Extended Data Fig. 5: EMSA off-rate analysis at non-consensus NF-κB motifs.
From: Stepwise neofunctionalization of the NF-κB family member Rel during vertebrate evolution
a, EMSA off-rate profiles are shown for Rel and RelA RHRs from representative species (human, mouse, and zebrafish) expressed in HEK293T cells. Profiles are shown for experiments performed with oligonucleotides containing the non-consensus Il12b κB2 motif (middle) and another non-consensus motif from the Il2 locus (CD28 response element, right)53. Complex abundances (y-axis) are presented as the mean percentage (complex abundance at the 0-min time point set at 100%) at each time point (x-axis). Standard deviations are included when results represented the mean of three experiments, but not when the results represented the mean of two experiments. At the left, the profiles obtained with a consensus motif are reproduced from Fig. 6b for comparison. b, EMSA off-rate experiments are shown for Rel RHR mutant proteins expressed in HEK 293 T cells bound to the non-consensus Il12b κB2 motif. At the left, representative gel images are shown from two independent experiments. Note the appearance of a non-specific band (ns) that remains stable at all time points with the mutant proteins. Also note that the specific band is difficult to detect at the 0 min time point with the R101A mutant, due to the low affinity of the mutant protein for the non-consensus sequence. At the right, the EMSA off-rate profiles are shown for the Rel mutant proteins with the probe containing the Il12b κB2 motif. Complex abundances (y-axis) are presented as the mean percentage (complex abundance at the 0-min time point set at 100%) from two independent experiments at each time point (x-axis). Data from only one experiment for the R101A mutation are presented because the complex at the 0 min time point was too weak to quantify in other replicates).

** Data excerpts **
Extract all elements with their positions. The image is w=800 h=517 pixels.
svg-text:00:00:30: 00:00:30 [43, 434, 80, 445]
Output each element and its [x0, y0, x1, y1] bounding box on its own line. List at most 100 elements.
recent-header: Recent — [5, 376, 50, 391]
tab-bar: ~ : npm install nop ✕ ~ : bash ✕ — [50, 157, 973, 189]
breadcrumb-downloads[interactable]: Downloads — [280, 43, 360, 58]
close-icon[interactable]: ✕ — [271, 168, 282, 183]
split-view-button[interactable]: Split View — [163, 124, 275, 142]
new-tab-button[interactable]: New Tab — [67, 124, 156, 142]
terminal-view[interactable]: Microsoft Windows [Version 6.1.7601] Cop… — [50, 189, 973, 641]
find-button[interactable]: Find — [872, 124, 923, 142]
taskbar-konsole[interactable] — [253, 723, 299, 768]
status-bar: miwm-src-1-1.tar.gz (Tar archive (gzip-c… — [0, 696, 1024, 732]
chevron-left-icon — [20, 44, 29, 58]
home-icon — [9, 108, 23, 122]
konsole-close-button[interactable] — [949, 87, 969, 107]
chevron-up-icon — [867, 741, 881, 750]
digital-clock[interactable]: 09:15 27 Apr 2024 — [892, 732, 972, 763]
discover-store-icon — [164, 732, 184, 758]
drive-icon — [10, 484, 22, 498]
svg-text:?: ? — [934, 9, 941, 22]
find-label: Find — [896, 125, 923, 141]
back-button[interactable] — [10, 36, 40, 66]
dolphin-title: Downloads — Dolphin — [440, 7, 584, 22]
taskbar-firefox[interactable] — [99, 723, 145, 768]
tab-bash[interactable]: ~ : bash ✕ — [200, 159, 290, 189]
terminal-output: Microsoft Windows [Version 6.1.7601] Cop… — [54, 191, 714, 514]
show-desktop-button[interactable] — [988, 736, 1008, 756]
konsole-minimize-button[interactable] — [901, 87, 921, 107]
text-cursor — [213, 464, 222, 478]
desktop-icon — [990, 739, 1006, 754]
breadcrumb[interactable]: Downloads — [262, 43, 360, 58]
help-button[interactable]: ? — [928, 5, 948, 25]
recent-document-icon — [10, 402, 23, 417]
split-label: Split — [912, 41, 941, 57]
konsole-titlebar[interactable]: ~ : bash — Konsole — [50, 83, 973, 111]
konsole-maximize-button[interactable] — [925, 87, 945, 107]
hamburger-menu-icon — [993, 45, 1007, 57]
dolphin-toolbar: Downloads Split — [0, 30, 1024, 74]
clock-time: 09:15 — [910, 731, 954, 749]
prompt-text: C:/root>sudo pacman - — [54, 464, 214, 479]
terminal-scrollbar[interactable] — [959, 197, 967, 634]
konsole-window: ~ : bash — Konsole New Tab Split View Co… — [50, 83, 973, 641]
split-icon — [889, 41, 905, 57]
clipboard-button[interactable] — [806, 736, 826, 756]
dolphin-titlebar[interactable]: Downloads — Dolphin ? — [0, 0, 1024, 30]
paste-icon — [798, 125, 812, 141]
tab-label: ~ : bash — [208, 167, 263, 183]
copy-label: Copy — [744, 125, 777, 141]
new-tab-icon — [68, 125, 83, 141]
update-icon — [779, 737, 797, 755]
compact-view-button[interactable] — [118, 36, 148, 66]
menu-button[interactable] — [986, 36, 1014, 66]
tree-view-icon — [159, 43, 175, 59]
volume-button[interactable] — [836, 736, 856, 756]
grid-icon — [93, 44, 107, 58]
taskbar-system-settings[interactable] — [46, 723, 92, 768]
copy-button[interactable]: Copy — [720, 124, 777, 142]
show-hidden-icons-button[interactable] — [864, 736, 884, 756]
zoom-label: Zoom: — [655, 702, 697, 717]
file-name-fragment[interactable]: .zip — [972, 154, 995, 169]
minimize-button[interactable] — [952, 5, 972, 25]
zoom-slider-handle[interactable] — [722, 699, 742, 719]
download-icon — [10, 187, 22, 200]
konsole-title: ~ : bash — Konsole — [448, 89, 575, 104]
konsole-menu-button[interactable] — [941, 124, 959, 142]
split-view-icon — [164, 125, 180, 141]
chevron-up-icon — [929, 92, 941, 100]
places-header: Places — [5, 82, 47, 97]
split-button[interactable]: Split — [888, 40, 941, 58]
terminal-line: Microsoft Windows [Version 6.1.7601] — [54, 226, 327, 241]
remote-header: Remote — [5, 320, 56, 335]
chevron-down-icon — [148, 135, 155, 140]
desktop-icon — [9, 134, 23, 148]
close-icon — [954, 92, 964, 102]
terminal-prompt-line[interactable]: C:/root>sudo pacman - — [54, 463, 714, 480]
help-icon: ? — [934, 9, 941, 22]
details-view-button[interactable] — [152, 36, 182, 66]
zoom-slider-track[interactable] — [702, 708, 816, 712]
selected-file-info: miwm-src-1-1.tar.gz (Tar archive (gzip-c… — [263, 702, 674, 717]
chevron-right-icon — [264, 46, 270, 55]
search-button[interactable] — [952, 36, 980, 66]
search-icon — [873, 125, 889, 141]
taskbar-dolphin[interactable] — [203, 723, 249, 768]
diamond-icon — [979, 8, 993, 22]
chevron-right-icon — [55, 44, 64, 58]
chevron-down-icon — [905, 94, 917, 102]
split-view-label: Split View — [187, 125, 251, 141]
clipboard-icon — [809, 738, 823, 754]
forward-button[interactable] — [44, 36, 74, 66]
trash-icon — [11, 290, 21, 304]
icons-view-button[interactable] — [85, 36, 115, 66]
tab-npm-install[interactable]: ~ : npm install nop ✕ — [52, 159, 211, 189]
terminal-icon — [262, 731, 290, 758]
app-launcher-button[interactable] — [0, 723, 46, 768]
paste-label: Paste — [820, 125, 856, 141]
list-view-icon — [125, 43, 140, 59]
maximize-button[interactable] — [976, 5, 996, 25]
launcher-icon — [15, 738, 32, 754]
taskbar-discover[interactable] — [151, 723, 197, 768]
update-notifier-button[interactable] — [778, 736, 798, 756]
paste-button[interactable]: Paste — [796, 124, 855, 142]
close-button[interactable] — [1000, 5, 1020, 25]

** Work order **
Please translate this sentence from the figure legend into Spanish: "Note the appearance of a non-specific band (ns) that remains stable at all time points with the mutant proteins." These data excerpts are separate material, unrelated to the figure legend.

** Answer for this exercise **
Obsérvese la aparición de una banda inespecífica (ns) que permanece estable en todos los puntos temporales con las proteínas mutantes.